Required task: Repeat each line of the material exactly.

^^^^^^^^^^^^^^^^

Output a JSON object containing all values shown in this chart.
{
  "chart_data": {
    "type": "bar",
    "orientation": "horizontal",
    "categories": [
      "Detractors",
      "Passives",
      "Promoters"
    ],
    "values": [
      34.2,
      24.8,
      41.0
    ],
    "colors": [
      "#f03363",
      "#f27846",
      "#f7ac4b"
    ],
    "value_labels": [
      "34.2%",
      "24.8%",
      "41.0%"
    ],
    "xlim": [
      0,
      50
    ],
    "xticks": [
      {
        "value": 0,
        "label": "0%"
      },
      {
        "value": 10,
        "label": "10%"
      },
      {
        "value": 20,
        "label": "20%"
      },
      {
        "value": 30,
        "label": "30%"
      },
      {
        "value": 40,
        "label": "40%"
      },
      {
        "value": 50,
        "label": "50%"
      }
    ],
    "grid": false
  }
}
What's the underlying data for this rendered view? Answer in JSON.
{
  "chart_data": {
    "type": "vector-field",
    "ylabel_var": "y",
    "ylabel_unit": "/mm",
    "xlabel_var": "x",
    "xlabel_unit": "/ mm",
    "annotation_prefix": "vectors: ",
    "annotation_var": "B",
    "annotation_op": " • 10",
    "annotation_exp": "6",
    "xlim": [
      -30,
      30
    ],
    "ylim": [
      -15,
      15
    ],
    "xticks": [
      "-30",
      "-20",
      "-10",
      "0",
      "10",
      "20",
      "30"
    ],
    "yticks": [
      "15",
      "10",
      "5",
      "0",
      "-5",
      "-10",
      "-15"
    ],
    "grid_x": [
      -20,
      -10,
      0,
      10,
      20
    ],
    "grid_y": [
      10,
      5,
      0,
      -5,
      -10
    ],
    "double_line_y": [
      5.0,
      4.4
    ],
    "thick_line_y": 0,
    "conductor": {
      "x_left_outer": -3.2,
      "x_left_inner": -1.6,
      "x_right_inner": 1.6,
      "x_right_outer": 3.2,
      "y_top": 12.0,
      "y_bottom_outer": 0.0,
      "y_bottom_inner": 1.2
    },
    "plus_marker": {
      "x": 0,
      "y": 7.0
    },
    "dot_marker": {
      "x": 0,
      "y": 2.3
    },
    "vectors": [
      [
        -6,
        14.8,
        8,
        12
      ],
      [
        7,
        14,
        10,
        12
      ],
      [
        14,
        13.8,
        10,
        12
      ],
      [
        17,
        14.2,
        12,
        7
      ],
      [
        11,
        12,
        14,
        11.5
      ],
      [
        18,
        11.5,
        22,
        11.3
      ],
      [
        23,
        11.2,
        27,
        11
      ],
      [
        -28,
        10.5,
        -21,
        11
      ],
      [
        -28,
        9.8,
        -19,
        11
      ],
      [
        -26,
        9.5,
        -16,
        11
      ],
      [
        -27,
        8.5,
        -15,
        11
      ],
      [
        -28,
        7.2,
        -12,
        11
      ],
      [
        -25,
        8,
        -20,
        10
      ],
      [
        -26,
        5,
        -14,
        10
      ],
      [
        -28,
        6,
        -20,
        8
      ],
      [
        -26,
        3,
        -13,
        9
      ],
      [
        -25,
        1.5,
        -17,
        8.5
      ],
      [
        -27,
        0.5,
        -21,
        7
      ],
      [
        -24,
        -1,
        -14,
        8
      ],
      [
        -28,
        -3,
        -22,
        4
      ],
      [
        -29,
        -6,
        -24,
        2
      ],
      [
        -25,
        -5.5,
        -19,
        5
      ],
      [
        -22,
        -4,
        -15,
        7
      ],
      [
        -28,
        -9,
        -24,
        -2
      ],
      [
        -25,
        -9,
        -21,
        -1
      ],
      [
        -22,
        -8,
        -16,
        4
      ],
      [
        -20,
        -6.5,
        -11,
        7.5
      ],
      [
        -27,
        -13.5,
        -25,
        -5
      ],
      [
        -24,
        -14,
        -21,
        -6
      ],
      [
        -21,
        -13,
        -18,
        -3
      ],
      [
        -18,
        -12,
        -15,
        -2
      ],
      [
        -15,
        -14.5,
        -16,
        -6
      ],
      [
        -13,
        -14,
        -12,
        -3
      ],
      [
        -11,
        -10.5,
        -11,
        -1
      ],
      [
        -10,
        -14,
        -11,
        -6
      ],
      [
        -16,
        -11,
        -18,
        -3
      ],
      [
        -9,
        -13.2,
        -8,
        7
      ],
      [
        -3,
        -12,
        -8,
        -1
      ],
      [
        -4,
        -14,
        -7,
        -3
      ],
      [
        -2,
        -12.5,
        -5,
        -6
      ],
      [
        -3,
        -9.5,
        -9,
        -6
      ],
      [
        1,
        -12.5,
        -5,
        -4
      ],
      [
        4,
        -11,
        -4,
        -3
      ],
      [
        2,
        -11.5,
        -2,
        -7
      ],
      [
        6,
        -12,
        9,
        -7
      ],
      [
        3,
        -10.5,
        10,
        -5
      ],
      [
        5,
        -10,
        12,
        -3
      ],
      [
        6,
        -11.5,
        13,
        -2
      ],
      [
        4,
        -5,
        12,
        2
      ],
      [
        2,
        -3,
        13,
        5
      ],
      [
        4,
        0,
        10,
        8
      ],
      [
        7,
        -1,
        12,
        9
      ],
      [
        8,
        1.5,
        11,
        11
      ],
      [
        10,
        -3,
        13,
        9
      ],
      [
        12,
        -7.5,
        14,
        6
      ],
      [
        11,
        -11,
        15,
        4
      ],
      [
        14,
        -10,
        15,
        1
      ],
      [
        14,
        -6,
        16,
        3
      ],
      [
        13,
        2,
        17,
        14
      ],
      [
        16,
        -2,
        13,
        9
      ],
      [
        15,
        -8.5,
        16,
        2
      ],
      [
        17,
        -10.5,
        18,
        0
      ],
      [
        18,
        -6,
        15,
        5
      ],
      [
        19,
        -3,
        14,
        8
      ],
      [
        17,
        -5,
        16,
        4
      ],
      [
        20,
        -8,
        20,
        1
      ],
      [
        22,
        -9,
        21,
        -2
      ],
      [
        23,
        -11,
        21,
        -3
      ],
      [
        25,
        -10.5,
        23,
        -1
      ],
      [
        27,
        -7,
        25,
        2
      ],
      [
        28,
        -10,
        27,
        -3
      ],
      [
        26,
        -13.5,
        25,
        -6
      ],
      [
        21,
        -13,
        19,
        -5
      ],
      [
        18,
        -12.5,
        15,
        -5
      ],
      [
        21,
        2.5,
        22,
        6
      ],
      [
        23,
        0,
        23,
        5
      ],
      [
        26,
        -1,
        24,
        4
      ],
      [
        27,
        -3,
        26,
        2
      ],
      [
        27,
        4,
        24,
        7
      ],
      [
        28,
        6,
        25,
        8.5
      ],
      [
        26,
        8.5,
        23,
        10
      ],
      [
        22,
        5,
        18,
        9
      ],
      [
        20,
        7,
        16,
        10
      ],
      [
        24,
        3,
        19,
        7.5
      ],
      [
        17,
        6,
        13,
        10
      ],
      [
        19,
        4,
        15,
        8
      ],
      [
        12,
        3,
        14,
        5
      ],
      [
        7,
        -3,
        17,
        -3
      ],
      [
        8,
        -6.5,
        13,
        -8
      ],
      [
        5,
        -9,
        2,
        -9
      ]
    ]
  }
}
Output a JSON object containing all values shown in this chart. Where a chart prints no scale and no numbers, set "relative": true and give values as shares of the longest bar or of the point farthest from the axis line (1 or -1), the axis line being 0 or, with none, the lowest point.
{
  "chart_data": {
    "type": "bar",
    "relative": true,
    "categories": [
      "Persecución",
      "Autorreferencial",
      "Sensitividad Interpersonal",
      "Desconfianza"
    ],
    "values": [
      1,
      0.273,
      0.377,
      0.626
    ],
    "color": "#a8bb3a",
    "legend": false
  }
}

^^^^^^^^^^^^^^^^

Output of the exercise:
Output a JSON object containing all values shown in this chart.
{
  "chart_data": {
    "type": "bar",
    "orientation": "horizontal",
    "categories": [
      "Detractors",
      "Passives",
      "Promoters"
    ],
    "values": [
      34.2,
      24.8,
      41.0
    ],
    "colors": [
      "#f03363",
      "#f27846",
      "#f7ac4b"
    ],
    "value_labels": [
      "34.2%",
      "24.8%",
      "41.0%"
    ],
    "xlim": [
      0,
      50
    ],
    "xticks": [
      {
        "value": 0,
        "label": "0%"
      },
      {
        "value": 10,
        "label": "10%"
      },
      {
        "value": 20,
        "label": "20%"
      },
      {
        "value": 30,
        "label": "30%"
      },
      {
        "value": 40,
        "label": "40%"
      },
      {
        "value": 50,
        "label": "50%"
      }
    ],
    "grid": false
  }
}
What's the underlying data for this rendered view? Answer in JSON.
{
  "chart_data": {
    "type": "vector-field",
    "ylabel_var": "y",
    "ylabel_unit": "/mm",
    "xlabel_var": "x",
    "xlabel_unit": "/ mm",
    "annotation_prefix": "vectors: ",
    "annotation_var": "B",
    "annotation_op": " • 10",
    "annotation_exp": "6",
    "xlim": [
      -30,
      30
    ],
    "ylim": [
      -15,
      15
    ],
    "xticks": [
      "-30",
      "-20",
      "-10",
      "0",
      "10",
      "20",
      "30"
    ],
    "yticks": [
      "15",
      "10",
      "5",
      "0",
      "-5",
      "-10",
      "-15"
    ],
    "grid_x": [
      -20,
      -10,
      0,
      10,
      20
    ],
    "grid_y": [
      10,
      5,
      0,
      -5,
      -10
    ],
    "double_line_y": [
      5.0,
      4.4
    ],
    "thick_line_y": 0,
    "conductor": {
      "x_left_outer": -3.2,
      "x_left_inner": -1.6,
      "x_right_inner": 1.6,
      "x_right_outer": 3.2,
      "y_top": 12.0,
      "y_bottom_outer": 0.0,
      "y_bottom_inner": 1.2
    },
    "plus_marker": {
      "x": 0,
      "y": 7.0
    },
    "dot_marker": {
      "x": 0,
      "y": 2.3
    },
    "vectors": [
      [
        -6,
        14.8,
        8,
        12
      ],
      [
        7,
        14,
        10,
        12
      ],
      [
        14,
        13.8,
        10,
        12
      ],
      [
        17,
        14.2,
        12,
        7
      ],
      [
        11,
        12,
        14,
        11.5
      ],
      [
        18,
        11.5,
        22,
        11.3
      ],
      [
        23,
        11.2,
        27,
        11
      ],
      [
        -28,
        10.5,
        -21,
        11
      ],
      [
        -28,
        9.8,
        -19,
        11
      ],
      [
        -26,
        9.5,
        -16,
        11
      ],
      [
        -27,
        8.5,
        -15,
        11
      ],
      [
        -28,
        7.2,
        -12,
        11
      ],
      [
        -25,
        8,
        -20,
        10
      ],
      [
        -26,
        5,
        -14,
        10
      ],
      [
        -28,
        6,
        -20,
        8
      ],
      [
        -26,
        3,
        -13,
        9
      ],
      [
        -25,
        1.5,
        -17,
        8.5
      ],
      [
        -27,
        0.5,
        -21,
        7
      ],
      [
        -24,
        -1,
        -14,
        8
      ],
      [
        -28,
        -3,
        -22,
        4
      ],
      [
        -29,
        -6,
        -24,
        2
      ],
      [
        -25,
        -5.5,
        -19,
        5
      ],
      [
        -22,
        -4,
        -15,
        7
      ],
      [
        -28,
        -9,
        -24,
        -2
      ],
      [
        -25,
        -9,
        -21,
        -1
      ],
      [
        -22,
        -8,
        -16,
        4
      ],
      [
        -20,
        -6.5,
        -11,
        7.5
      ],
      [
        -27,
        -13.5,
        -25,
        -5
      ],
      [
        -24,
        -14,
        -21,
        -6
      ],
      [
        -21,
        -13,
        -18,
        -3
      ],
      [
        -18,
        -12,
        -15,
        -2
      ],
      [
        -15,
        -14.5,
        -16,
        -6
      ],
      [
        -13,
        -14,
        -12,
        -3
      ],
      [
        -11,
        -10.5,
        -11,
        -1
      ],
      [
        -10,
        -14,
        -11,
        -6
      ],
      [
        -16,
        -11,
        -18,
        -3
      ],
      [
        -9,
        -13.2,
        -8,
        7
      ],
      [
        -3,
        -12,
        -8,
        -1
      ],
      [
        -4,
        -14,
        -7,
        -3
      ],
      [
        -2,
        -12.5,
        -5,
        -6
      ],
      [
        -3,
        -9.5,
        -9,
        -6
      ],
      [
        1,
        -12.5,
        -5,
        -4
      ],
      [
        4,
        -11,
        -4,
        -3
      ],
      [
        2,
        -11.5,
        -2,
        -7
      ],
      [
        6,
        -12,
        9,
        -7
      ],
      [
        3,
        -10.5,
        10,
        -5
      ],
      [
        5,
        -10,
        12,
        -3
      ],
      [
        6,
        -11.5,
        13,
        -2
      ],
      [
        4,
        -5,
        12,
        2
      ],
      [
        2,
        -3,
        13,
        5
      ],
      [
        4,
        0,
        10,
        8
      ],
      [
        7,
        -1,
        12,
        9
      ],
      [
        8,
        1.5,
        11,
        11
      ],
      [
        10,
        -3,
        13,
        9
      ],
      [
        12,
        -7.5,
        14,
        6
      ],
      [
        11,
        -11,
        15,
        4
      ],
      [
        14,
        -10,
        15,
        1
      ],
      [
        14,
        -6,
        16,
        3
      ],
      [
        13,
        2,
        17,
        14
      ],
      [
        16,
        -2,
        13,
        9
      ],
      [
        15,
        -8.5,
        16,
        2
      ],
      [
        17,
        -10.5,
        18,
        0
      ],
      [
        18,
        -6,
        15,
        5
      ],
      [
        19,
        -3,
        14,
        8
      ],
      [
        17,
        -5,
        16,
        4
      ],
      [
        20,
        -8,
        20,
        1
      ],
      [
        22,
        -9,
        21,
        -2
      ],
      [
        23,
        -11,
        21,
        -3
      ],
      [
        25,
        -10.5,
        23,
        -1
      ],
      [
        27,
        -7,
        25,
        2
      ],
      [
        28,
        -10,
        27,
        -3
      ],
      [
        26,
        -13.5,
        25,
        -6
      ],
      [
        21,
        -13,
        19,
        -5
      ],
      [
        18,
        -12.5,
        15,
        -5
      ],
      [
        21,
        2.5,
        22,
        6
      ],
      [
        23,
        0,
        23,
        5
      ],
      [
        26,
        -1,
        24,
        4
      ],
      [
        27,
        -3,
        26,
        2
      ],
      [
        27,
        4,
        24,
        7
      ],
      [
        28,
        6,
        25,
        8.5
      ],
      [
        26,
        8.5,
        23,
        10
      ],
      [
        22,
        5,
        18,
        9
      ],
      [
        20,
        7,
        16,
        10
      ],
      [
        24,
        3,
        19,
        7.5
      ],
      [
        17,
        6,
        13,
        10
      ],
      [
        19,
        4,
        15,
        8
      ],
      [
        12,
        3,
        14,
        5
      ],
      [
        7,
        -3,
        17,
        -3
      ],
      [
        8,
        -6.5,
        13,
        -8
      ],
      [
        5,
        -9,
        2,
        -9
      ]
    ]
  }
}
Output a JSON object containing all values shown in this chart. Where a chart prints no scale and no numbers, set "relative": true and give values as shares of the longest bar or of the point farthest from the axis line (1 or -1), the axis line being 0 or, with none, the lowest point.
{
  "chart_data": {
    "type": "bar",
    "relative": true,
    "categories": [
      "Persecución",
      "Autorreferencial",
      "Sensitividad Interpersonal",
      "Desconfianza"
    ],
    "values": [
      1,
      0.273,
      0.377,
      0.626
    ],
    "color": "#a8bb3a",
    "legend": false
  }
}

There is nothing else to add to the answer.